[start]
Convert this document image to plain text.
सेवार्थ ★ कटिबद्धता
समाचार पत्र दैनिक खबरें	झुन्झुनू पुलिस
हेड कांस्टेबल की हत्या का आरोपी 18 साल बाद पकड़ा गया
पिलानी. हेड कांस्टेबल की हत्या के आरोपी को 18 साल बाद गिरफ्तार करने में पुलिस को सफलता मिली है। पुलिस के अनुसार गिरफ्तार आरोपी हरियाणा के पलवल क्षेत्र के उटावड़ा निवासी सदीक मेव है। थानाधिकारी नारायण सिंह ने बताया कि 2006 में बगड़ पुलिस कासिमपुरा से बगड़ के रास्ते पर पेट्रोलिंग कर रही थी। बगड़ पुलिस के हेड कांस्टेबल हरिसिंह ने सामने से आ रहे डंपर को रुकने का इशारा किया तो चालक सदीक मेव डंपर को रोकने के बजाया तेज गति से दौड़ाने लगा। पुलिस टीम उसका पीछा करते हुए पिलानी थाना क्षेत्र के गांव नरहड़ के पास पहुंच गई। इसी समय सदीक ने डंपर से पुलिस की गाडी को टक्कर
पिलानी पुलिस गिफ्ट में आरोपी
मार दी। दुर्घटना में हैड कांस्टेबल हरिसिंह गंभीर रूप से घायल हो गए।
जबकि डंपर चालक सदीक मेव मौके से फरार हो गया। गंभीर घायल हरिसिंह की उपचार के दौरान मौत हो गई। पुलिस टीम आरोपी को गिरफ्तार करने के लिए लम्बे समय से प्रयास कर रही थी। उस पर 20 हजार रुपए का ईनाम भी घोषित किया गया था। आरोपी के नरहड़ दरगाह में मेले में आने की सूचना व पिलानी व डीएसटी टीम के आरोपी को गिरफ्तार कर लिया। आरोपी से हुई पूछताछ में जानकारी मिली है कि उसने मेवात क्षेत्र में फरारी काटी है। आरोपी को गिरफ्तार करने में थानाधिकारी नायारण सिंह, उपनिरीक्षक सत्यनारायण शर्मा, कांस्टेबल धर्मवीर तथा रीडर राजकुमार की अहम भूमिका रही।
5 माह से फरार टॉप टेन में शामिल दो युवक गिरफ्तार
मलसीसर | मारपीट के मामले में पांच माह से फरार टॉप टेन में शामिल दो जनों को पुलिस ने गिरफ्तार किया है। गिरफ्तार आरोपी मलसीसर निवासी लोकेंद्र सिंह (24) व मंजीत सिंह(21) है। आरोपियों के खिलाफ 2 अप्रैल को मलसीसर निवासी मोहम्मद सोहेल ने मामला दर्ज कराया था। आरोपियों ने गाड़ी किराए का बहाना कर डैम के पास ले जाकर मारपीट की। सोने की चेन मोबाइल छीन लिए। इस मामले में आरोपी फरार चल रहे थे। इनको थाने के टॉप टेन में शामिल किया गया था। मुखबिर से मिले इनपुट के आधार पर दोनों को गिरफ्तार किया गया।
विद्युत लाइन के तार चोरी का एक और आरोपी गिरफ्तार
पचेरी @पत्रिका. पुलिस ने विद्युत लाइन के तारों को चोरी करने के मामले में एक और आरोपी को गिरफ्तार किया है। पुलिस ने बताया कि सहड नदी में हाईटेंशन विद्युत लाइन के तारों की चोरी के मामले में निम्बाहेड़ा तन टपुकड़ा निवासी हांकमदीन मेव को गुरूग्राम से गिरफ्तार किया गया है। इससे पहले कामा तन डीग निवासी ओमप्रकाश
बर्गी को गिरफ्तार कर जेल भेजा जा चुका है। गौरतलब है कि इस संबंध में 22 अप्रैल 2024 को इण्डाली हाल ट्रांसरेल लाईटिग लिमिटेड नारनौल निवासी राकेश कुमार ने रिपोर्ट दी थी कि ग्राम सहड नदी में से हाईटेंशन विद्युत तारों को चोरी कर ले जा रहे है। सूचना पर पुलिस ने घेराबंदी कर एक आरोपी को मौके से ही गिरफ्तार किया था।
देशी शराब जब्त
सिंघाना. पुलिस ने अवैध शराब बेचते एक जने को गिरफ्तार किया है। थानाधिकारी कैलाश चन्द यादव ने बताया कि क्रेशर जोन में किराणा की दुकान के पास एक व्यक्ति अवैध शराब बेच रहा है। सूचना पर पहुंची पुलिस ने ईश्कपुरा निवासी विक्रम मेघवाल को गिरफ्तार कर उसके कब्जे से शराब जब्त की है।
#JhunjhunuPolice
[end]
* GOAL OF THE EXERCISE
Restate the whole listing exactly.

* CORRECT OUTPUT
Convert this document image to plain text.
सेवार्थ ★ कटिबद्धता
समाचार पत्र दैनिक खबरें	झुन्झुनू पुलिस
हेड कांस्टेबल की हत्या का आरोपी 18 साल बाद पकड़ा गया
पिलानी. हेड कांस्टेबल की हत्या के आरोपी को 18 साल बाद गिरफ्तार करने में पुलिस को सफलता मिली है। पुलिस के अनुसार गिरफ्तार आरोपी हरियाणा के पलवल क्षेत्र के उटावड़ा निवासी सदीक मेव है। थानाधिकारी नारायण सिंह ने बताया कि 2006 में बगड़ पुलिस कासिमपुरा से बगड़ के रास्ते पर पेट्रोलिंग कर रही थी। बगड़ पुलिस के हेड कांस्टेबल हरिसिंह ने सामने से आ रहे डंपर को रुकने का इशारा किया तो चालक सदीक मेव डंपर को रोकने के बजाया तेज गति से दौड़ाने लगा। पुलिस टीम उसका पीछा करते हुए पिलानी थाना क्षेत्र के गांव नरहड़ के पास पहुंच गई। इसी समय सदीक ने डंपर से पुलिस की गाडी को टक्कर
पिलानी पुलिस गिफ्ट में आरोपी
मार दी। दुर्घटना में हैड कांस्टेबल हरिसिंह गंभीर रूप से घायल हो गए।
जबकि डंपर चालक सदीक मेव मौके से फरार हो गया। गंभीर घायल हरिसिंह की उपचार के दौरान मौत हो गई। पुलिस टीम आरोपी को गिरफ्तार करने के लिए लम्बे समय से प्रयास कर रही थी। उस पर 20 हजार रुपए का ईनाम भी घोषित किया गया था। आरोपी के नरहड़ दरगाह में मेले में आने की सूचना व पिलानी व डीएसटी टीम के आरोपी को गिरफ्तार कर लिया। आरोपी से हुई पूछताछ में जानकारी मिली है कि उसने मेवात क्षेत्र में फरारी काटी है। आरोपी को गिरफ्तार करने में थानाधिकारी नायारण सिंह, उपनिरीक्षक सत्यनारायण शर्मा, कांस्टेबल धर्मवीर तथा रीडर राजकुमार की अहम भूमिका रही।
5 माह से फरार टॉप टेन में शामिल दो युवक गिरफ्तार
मलसीसर | मारपीट के मामले में पांच माह से फरार टॉप टेन में शामिल दो जनों को पुलिस ने गिरफ्तार किया है। गिरफ्तार आरोपी मलसीसर निवासी लोकेंद्र सिंह (24) व मंजीत सिंह(21) है। आरोपियों के खिलाफ 2 अप्रैल को मलसीसर निवासी मोहम्मद सोहेल ने मामला दर्ज कराया था। आरोपियों ने गाड़ी किराए का बहाना कर डैम के पास ले जाकर मारपीट की। सोने की चेन मोबाइल छीन लिए। इस मामले में आरोपी फरार चल रहे थे। इनको थाने के टॉप टेन में शामिल किया गया था। मुखबिर से मिले इनपुट के आधार पर दोनों को गिरफ्तार किया गया।
विद्युत लाइन के तार चोरी का एक और आरोपी गिरफ्तार
पचेरी @पत्रिका. पुलिस ने विद्युत लाइन के तारों को चोरी करने के मामले में एक और आरोपी को गिरफ्तार किया है। पुलिस ने बताया कि सहड नदी में हाईटेंशन विद्युत लाइन के तारों की चोरी के मामले में निम्बाहेड़ा तन टपुकड़ा निवासी हांकमदीन मेव को गुरूग्राम से गिरफ्तार किया गया है। इससे पहले कामा तन डीग निवासी ओमप्रकाश
बर्गी को गिरफ्तार कर जेल भेजा जा चुका है। गौरतलब है कि इस संबंध में 22 अप्रैल 2024 को इण्डाली हाल ट्रांसरेल लाईटिग लिमिटेड नारनौल निवासी राकेश कुमार ने रिपोर्ट दी थी कि ग्राम सहड नदी में से हाईटेंशन विद्युत तारों को चोरी कर ले जा रहे है। सूचना पर पुलिस ने घेराबंदी कर एक आरोपी को मौके से ही गिरफ्तार किया था।
देशी शराब जब्त
सिंघाना. पुलिस ने अवैध शराब बेचते एक जने को गिरफ्तार किया है। थानाधिकारी कैलाश चन्द यादव ने बताया कि क्रेशर जोन में किराणा की दुकान के पास एक व्यक्ति अवैध शराब बेच रहा है। सूचना पर पहुंची पुलिस ने ईश्कपुरा निवासी विक्रम मेघवाल को गिरफ्तार कर उसके कब्जे से शराब जब्त की है।
#JhunjhunuPolice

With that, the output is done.